Data in this exercise:
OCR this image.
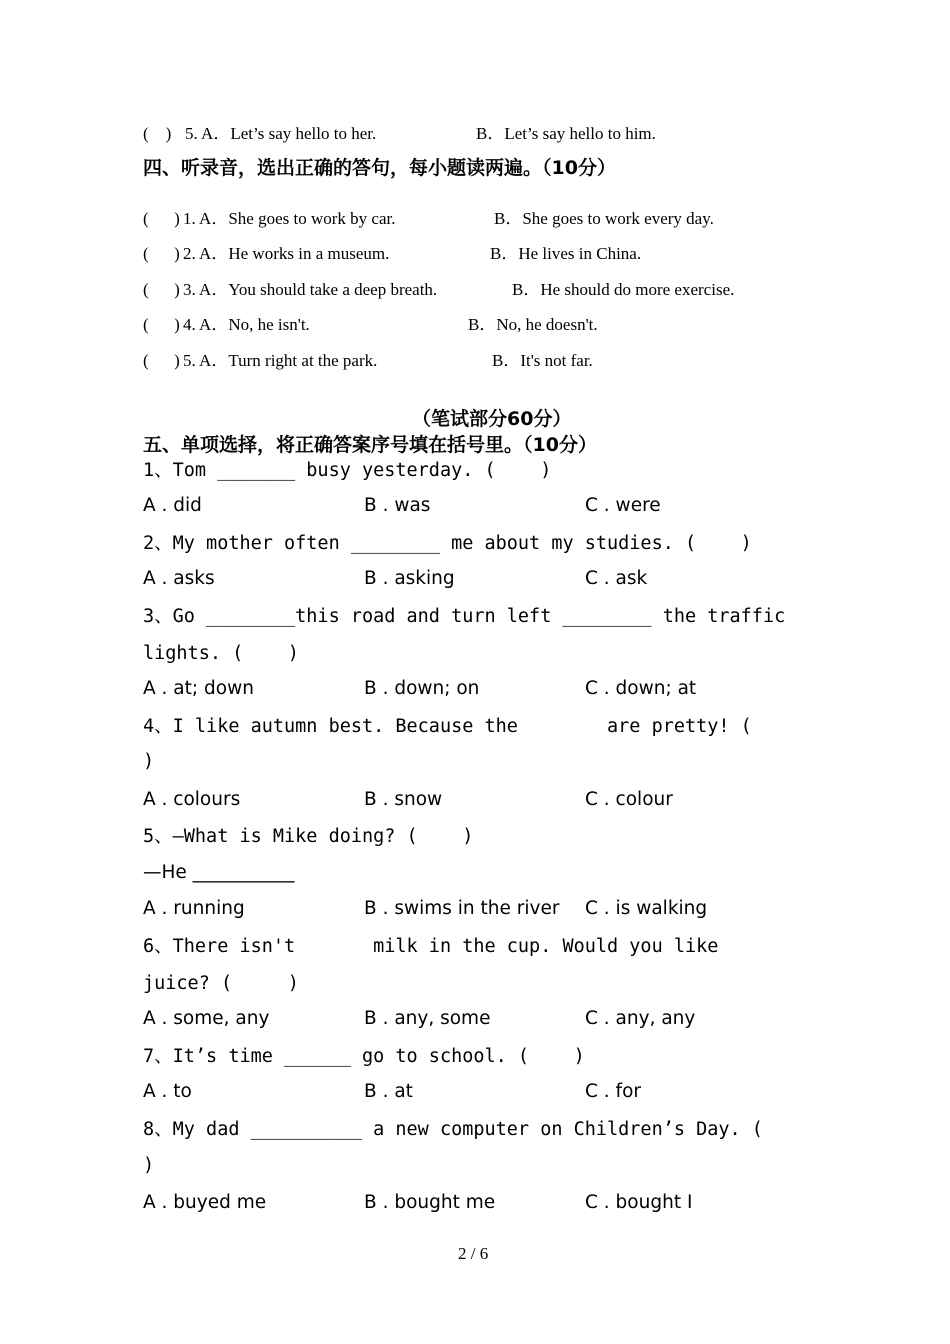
(    ) 5. A．Let’s say hello to her.	B．Let’s say hello to him.
四、听录音，选出正确的答句，每小题读两遍。（10分）
(      ) 1. A．She goes to work by car.	B．She goes to work every day.
(      ) 2. A．He works in a museum.	B．He lives in China.
(      ) 3. A．You should take a deep breath.	B．He should do more exercise.
(      ) 4. A．No, he isn't.	B．No, he doesn't.
(      ) 5. A．Turn right at the park.	B．It's not far.
（笔试部分60分）
五、单项选择，将正确答案序号填在括号里。（10分）
1、Tom _______ busy yesterday. (    )
A . did	B . was	C . were
2、My mother often ________ me about my studies. (    )
A . asks	B . asking	C . ask
3、Go ________this road and turn left ________ the traffic
lights. (    )
A . at; down	B . down; on	C . down; at
4、I like autumn best. Because the        are pretty! (
)
A . colours	B . snow	C . colour
5、—What is Mike doing? (    )
—He ___________
A . running	B . swims in the river C . is walking
6、There isn't       milk in the cup. Would you like
juice? (     )
A . some, any	B . any, some	C . any, any
7、It’s time ______ go to school. (    )
A . to	B . at	C . for
8、My dad __________ a new computer on Children’s Day. (
)
A . buyed me	B . bought me	C . bought I
2 / 6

Task requirements: Output an exact copy of the material, with the pictures removed.

The reply:
OCR this image.
(    ) 5. A．Let’s say hello to her.	B．Let’s say hello to him.
四、听录音，选出正确的答句，每小题读两遍。（10分）
(      ) 1. A．She goes to work by car.	B．She goes to work every day.
(      ) 2. A．He works in a museum.	B．He lives in China.
(      ) 3. A．You should take a deep breath.	B．He should do more exercise.
(      ) 4. A．No, he isn't.	B．No, he doesn't.
(      ) 5. A．Turn right at the park.	B．It's not far.
（笔试部分60分）
五、单项选择，将正确答案序号填在括号里。（10分）
1、Tom _______ busy yesterday. (    )
A . did	B . was	C . were
2、My mother often ________ me about my studies. (    )
A . asks	B . asking	C . ask
3、Go ________this road and turn left ________ the traffic
lights. (    )
A . at; down	B . down; on	C . down; at
4、I like autumn best. Because the        are pretty! (
)
A . colours	B . snow	C . colour
5、—What is Mike doing? (    )
—He ___________
A . running	B . swims in the river C . is walking
6、There isn't       milk in the cup. Would you like
juice? (     )
A . some, any	B . any, some	C . any, any
7、It’s time ______ go to school. (    )
A . to	B . at	C . for
8、My dad __________ a new computer on Children’s Day. (
)
A . buyed me	B . bought me	C . bought I
2 / 6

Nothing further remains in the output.